# Records for the task:
>> Start
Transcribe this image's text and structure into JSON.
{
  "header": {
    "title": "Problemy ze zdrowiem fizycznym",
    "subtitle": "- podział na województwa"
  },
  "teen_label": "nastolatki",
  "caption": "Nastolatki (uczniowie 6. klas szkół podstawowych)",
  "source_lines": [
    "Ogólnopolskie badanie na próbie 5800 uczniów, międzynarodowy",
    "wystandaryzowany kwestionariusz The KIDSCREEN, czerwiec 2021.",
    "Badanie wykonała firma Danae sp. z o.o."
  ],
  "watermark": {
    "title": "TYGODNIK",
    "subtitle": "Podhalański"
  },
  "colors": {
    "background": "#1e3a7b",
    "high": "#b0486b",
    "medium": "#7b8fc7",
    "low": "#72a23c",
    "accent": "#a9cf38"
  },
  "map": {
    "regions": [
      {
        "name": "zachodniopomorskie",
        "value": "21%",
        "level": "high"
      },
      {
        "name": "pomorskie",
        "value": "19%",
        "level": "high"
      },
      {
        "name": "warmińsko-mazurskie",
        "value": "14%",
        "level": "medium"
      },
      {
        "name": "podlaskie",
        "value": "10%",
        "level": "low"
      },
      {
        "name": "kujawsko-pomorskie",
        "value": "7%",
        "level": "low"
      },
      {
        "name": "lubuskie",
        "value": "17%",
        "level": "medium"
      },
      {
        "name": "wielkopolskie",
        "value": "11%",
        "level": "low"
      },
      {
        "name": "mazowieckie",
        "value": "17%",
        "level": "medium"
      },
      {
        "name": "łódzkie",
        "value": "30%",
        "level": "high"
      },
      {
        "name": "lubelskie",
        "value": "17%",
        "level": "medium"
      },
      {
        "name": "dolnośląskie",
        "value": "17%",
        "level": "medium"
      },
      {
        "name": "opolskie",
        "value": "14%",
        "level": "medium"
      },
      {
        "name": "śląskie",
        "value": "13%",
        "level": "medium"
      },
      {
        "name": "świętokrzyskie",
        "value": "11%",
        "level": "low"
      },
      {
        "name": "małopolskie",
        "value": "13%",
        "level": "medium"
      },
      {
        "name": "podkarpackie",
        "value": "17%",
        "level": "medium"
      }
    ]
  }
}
>> End
# Exercise:
Restate the whole of the material exactly.

# Expected answer:
Transcribe this image's text and structure into JSON.
{
  "header": {
    "title": "Problemy ze zdrowiem fizycznym",
    "subtitle": "- podział na województwa"
  },
  "teen_label": "nastolatki",
  "caption": "Nastolatki (uczniowie 6. klas szkół podstawowych)",
  "source_lines": [
    "Ogólnopolskie badanie na próbie 5800 uczniów, międzynarodowy",
    "wystandaryzowany kwestionariusz The KIDSCREEN, czerwiec 2021.",
    "Badanie wykonała firma Danae sp. z o.o."
  ],
  "watermark": {
    "title": "TYGODNIK",
    "subtitle": "Podhalański"
  },
  "colors": {
    "background": "#1e3a7b",
    "high": "#b0486b",
    "medium": "#7b8fc7",
    "low": "#72a23c",
    "accent": "#a9cf38"
  },
  "map": {
    "regions": [
      {
        "name": "zachodniopomorskie",
        "value": "21%",
        "level": "high"
      },
      {
        "name": "pomorskie",
        "value": "19%",
        "level": "high"
      },
      {
        "name": "warmińsko-mazurskie",
        "value": "14%",
        "level": "medium"
      },
      {
        "name": "podlaskie",
        "value": "10%",
        "level": "low"
      },
      {
        "name": "kujawsko-pomorskie",
        "value": "7%",
        "level": "low"
      },
      {
        "name": "lubuskie",
        "value": "17%",
        "level": "medium"
      },
      {
        "name": "wielkopolskie",
        "value": "11%",
        "level": "low"
      },
      {
        "name": "mazowieckie",
        "value": "17%",
        "level": "medium"
      },
      {
        "name": "łódzkie",
        "value": "30%",
        "level": "high"
      },
      {
        "name": "lubelskie",
        "value": "17%",
        "level": "medium"
      },
      {
        "name": "dolnośląskie",
        "value": "17%",
        "level": "medium"
      },
      {
        "name": "opolskie",
        "value": "14%",
        "level": "medium"
      },
      {
        "name": "śląskie",
        "value": "13%",
        "level": "medium"
      },
      {
        "name": "świętokrzyskie",
        "value": "11%",
        "level": "low"
      },
      {
        "name": "małopolskie",
        "value": "13%",
        "level": "medium"
      },
      {
        "name": "podkarpackie",
        "value": "17%",
        "level": "medium"
      }
    ]
  }
}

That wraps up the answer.